=== Data records ===

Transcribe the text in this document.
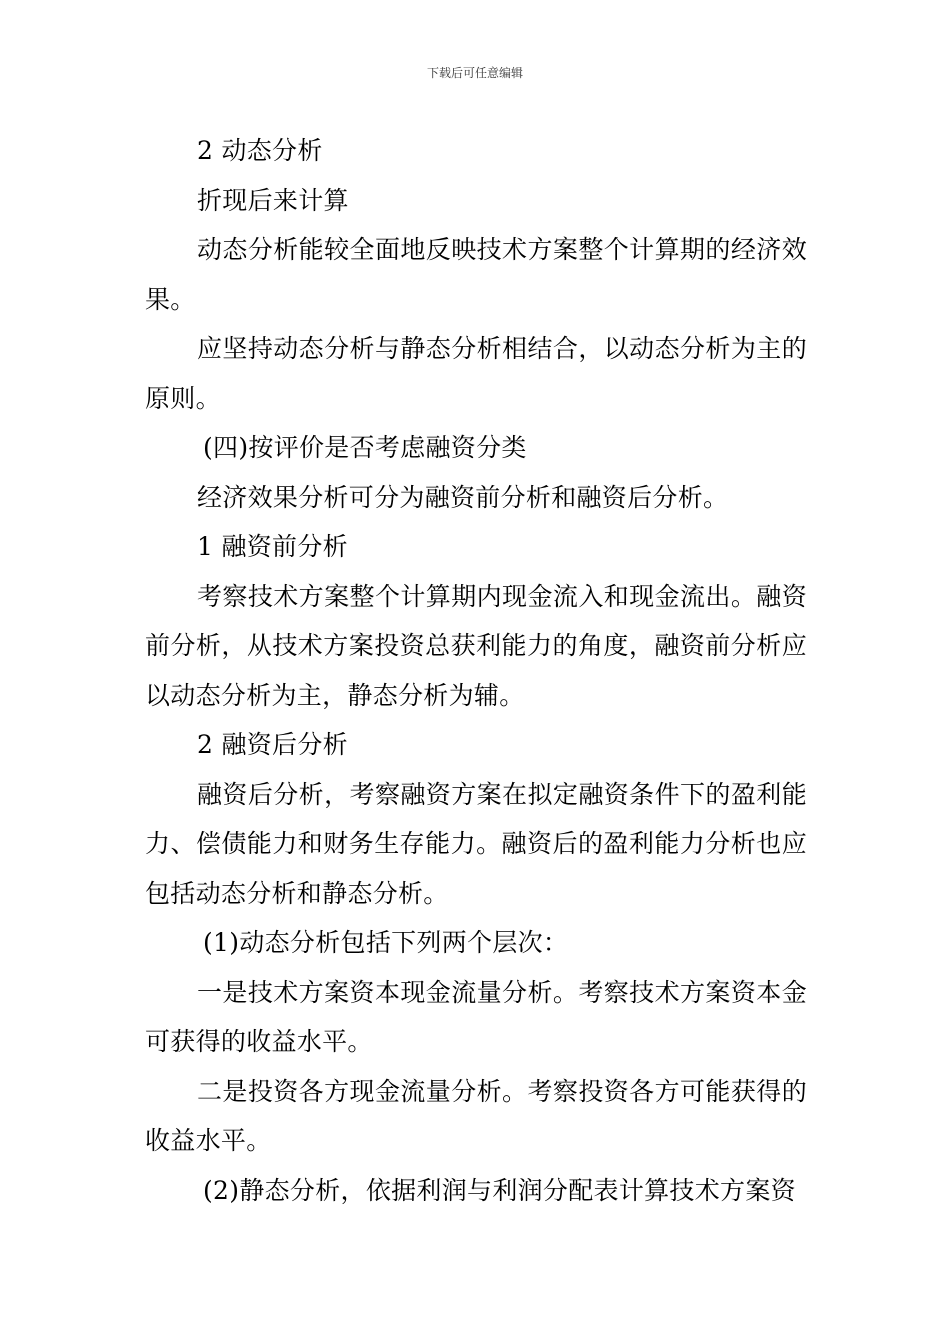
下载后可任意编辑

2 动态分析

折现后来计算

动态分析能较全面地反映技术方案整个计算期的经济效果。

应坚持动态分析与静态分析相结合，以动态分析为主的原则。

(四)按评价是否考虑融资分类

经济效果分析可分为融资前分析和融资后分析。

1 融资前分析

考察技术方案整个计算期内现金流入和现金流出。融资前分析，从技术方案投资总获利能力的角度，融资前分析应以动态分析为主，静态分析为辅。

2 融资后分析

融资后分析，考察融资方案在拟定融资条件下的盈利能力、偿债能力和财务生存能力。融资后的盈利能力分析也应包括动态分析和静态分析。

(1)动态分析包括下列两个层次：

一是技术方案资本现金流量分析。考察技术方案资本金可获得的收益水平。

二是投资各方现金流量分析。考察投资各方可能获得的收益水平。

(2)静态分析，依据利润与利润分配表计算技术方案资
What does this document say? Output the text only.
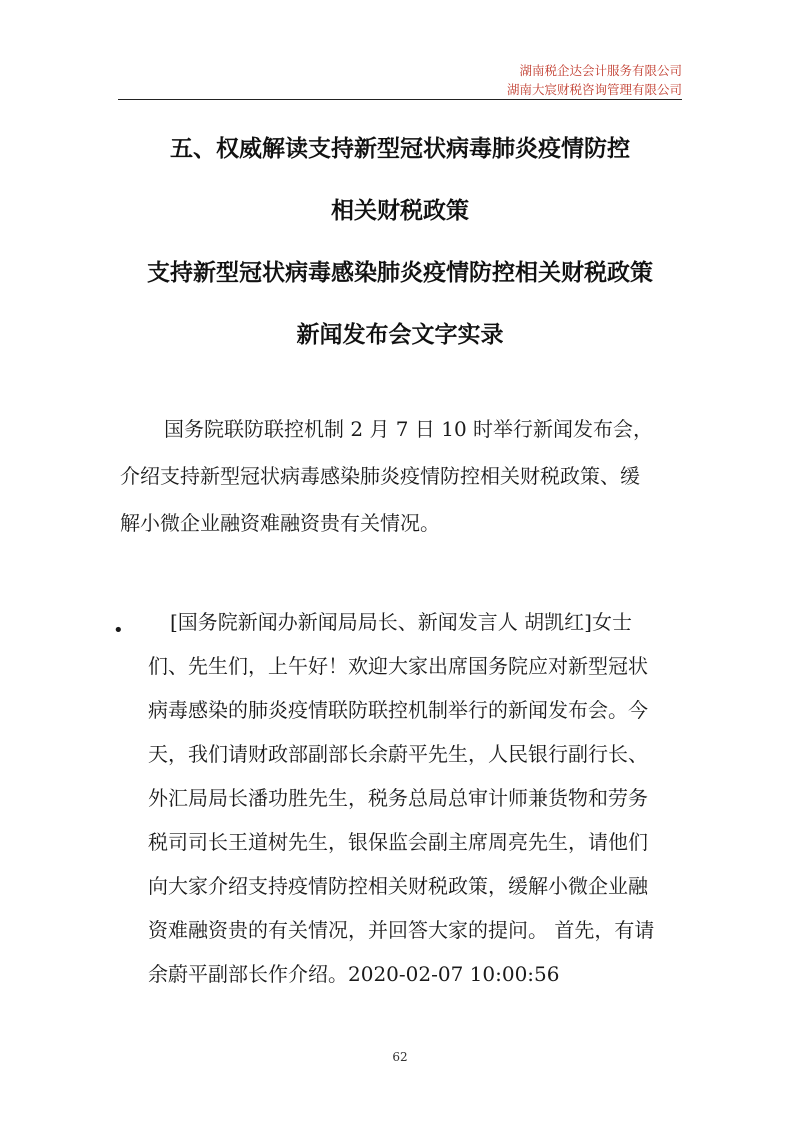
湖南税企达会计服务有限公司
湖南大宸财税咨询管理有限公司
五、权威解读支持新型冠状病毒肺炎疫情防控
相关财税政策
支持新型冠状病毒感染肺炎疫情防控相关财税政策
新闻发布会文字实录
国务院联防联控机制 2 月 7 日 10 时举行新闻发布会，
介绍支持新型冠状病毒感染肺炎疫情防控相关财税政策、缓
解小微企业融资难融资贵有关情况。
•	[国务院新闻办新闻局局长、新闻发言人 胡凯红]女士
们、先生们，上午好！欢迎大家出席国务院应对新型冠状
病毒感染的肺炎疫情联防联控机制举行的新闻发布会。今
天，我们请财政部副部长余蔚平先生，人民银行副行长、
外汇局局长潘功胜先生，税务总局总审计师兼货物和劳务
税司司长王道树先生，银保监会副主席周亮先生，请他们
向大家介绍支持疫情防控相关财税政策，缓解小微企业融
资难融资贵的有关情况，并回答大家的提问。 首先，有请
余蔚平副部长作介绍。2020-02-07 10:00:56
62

===

# Short problem
Leaving out the pictures, repeat the data above exactly.

# Final result
Transcribe the text in this document.
下载后可任意编辑

2 动态分析

折现后来计算

动态分析能较全面地反映技术方案整个计算期的经济效果。

应坚持动态分析与静态分析相结合，以动态分析为主的原则。

(四)按评价是否考虑融资分类

经济效果分析可分为融资前分析和融资后分析。

1 融资前分析

考察技术方案整个计算期内现金流入和现金流出。融资前分析，从技术方案投资总获利能力的角度，融资前分析应以动态分析为主，静态分析为辅。

2 融资后分析

融资后分析，考察融资方案在拟定融资条件下的盈利能力、偿债能力和财务生存能力。融资后的盈利能力分析也应包括动态分析和静态分析。

(1)动态分析包括下列两个层次：

一是技术方案资本现金流量分析。考察技术方案资本金可获得的收益水平。

二是投资各方现金流量分析。考察投资各方可能获得的收益水平。

(2)静态分析，依据利润与利润分配表计算技术方案资
What does this document say? Output the text only.
湖南税企达会计服务有限公司
湖南大宸财税咨询管理有限公司
五、权威解读支持新型冠状病毒肺炎疫情防控
相关财税政策
支持新型冠状病毒感染肺炎疫情防控相关财税政策
新闻发布会文字实录
国务院联防联控机制 2 月 7 日 10 时举行新闻发布会，
介绍支持新型冠状病毒感染肺炎疫情防控相关财税政策、缓
解小微企业融资难融资贵有关情况。
•	[国务院新闻办新闻局局长、新闻发言人 胡凯红]女士
们、先生们，上午好！欢迎大家出席国务院应对新型冠状
病毒感染的肺炎疫情联防联控机制举行的新闻发布会。今
天，我们请财政部副部长余蔚平先生，人民银行副行长、
外汇局局长潘功胜先生，税务总局总审计师兼货物和劳务
税司司长王道树先生，银保监会副主席周亮先生，请他们
向大家介绍支持疫情防控相关财税政策，缓解小微企业融
资难融资贵的有关情况，并回答大家的提问。 首先，有请
余蔚平副部长作介绍。2020-02-07 10:00:56
62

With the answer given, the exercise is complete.